*Dataset:*

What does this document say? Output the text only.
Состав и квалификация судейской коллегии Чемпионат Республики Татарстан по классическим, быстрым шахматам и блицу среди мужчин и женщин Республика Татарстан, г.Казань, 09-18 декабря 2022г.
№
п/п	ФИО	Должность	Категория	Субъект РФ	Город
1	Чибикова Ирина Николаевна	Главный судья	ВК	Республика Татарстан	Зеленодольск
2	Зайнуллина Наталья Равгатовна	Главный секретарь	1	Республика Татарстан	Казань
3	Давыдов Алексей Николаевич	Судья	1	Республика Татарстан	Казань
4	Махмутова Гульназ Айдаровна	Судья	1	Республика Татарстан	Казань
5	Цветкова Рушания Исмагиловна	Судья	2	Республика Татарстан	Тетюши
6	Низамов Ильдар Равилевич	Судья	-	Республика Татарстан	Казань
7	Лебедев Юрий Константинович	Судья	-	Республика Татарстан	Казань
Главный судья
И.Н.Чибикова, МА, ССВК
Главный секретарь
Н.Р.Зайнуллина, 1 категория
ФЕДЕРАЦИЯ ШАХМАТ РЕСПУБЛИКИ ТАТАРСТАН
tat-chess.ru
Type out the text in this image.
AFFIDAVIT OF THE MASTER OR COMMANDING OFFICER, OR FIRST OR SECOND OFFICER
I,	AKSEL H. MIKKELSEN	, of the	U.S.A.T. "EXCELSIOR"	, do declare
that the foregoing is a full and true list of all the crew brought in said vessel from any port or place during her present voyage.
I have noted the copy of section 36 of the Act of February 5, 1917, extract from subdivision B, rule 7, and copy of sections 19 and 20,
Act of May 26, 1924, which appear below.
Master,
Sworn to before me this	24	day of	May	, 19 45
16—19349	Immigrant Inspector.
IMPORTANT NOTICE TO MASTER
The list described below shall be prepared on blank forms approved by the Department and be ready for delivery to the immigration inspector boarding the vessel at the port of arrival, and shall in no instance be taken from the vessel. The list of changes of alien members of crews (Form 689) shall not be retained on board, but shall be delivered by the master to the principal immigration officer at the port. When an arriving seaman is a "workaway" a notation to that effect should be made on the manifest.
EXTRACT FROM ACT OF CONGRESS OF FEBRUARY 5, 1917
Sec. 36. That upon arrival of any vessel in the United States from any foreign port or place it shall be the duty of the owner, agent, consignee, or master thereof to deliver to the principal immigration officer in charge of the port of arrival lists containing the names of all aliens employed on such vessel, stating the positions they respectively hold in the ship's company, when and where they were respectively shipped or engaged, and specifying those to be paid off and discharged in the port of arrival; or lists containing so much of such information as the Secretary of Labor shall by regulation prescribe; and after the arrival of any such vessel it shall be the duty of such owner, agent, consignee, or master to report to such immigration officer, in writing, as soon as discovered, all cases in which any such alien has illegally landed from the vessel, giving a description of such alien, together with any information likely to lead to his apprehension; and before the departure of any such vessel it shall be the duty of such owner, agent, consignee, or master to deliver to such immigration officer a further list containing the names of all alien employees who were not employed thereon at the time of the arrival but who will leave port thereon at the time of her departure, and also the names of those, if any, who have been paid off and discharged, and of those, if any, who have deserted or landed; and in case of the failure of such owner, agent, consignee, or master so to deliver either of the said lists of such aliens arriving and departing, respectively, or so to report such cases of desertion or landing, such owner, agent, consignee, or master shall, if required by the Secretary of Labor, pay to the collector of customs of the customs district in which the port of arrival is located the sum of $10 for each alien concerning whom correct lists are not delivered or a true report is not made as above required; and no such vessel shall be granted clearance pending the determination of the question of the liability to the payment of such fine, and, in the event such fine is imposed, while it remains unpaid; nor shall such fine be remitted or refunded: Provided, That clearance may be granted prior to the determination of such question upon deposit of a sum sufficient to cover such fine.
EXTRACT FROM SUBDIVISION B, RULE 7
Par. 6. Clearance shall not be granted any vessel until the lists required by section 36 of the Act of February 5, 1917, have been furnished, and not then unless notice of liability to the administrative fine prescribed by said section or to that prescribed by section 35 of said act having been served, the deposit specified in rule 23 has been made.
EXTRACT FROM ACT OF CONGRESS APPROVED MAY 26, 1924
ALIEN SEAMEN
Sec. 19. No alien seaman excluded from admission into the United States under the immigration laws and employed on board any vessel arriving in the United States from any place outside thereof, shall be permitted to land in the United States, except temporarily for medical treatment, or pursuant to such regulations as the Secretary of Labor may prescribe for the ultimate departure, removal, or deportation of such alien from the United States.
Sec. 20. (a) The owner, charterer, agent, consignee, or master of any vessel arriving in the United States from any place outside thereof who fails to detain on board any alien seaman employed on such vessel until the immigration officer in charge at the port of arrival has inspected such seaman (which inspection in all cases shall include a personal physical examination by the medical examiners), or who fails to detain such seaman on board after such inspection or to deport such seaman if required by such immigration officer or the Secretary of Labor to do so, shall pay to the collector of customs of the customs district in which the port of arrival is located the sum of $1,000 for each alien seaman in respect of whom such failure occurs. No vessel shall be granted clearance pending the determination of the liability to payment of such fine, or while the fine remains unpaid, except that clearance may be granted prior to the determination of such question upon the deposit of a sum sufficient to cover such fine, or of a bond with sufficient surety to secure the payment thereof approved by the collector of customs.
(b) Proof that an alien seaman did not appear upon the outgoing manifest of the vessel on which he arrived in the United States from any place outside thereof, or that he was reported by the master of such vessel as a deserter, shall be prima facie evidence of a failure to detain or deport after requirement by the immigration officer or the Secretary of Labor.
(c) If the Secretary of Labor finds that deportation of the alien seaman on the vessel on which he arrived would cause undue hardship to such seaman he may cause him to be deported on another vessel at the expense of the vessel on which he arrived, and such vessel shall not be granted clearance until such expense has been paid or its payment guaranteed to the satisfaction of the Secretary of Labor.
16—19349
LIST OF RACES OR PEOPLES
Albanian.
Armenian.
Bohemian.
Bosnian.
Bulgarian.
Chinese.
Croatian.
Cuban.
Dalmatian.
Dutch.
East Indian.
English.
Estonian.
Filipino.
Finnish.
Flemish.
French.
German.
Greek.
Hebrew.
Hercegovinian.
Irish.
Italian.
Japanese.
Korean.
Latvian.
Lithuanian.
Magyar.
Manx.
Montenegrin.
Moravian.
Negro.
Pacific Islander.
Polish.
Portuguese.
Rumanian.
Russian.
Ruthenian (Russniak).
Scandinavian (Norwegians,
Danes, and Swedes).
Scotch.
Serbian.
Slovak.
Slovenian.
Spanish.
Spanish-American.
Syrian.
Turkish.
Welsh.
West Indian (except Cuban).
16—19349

*Written instruction:*
Copy out every line of the data that includes the word "detain".

*Solution for this exercise:*
Sec. 20. (a) The owner, charterer, agent, consignee, or master of any vessel arriving in the United States from any place outside thereof who fails to detain on board any alien seaman employed on such vessel until the immigration officer in charge at the port of arrival has inspected such seaman (which inspection in all cases shall include a personal physical examination by the medical examiners), or who fails to detain such seaman on board after such inspection or to deport such seaman if required by such immigration officer or the Secretary of Labor to do so, shall pay to the collector of customs of the customs district in which the port of arrival is located the sum of $1,000 for each alien seaman in respect of whom such failure occurs. No vessel shall be granted clearance pending the determination of the liability to payment of such fine, or while the fine remains unpaid, except that clearance may be granted prior to the determination of such question upon the deposit of a sum sufficient to cover such fine, or of a bond with sufficient surety to secure the payment thereof approved by the collector of customs.
(b) Proof that an alien seaman did not appear upon the outgoing manifest of the vessel on which he arrived in the United States from any place outside thereof, or that he was reported by the master of such vessel as a deserter, shall be prima facie evidence of a failure to detain or deport after requirement by the immigration officer or the Secretary of Labor.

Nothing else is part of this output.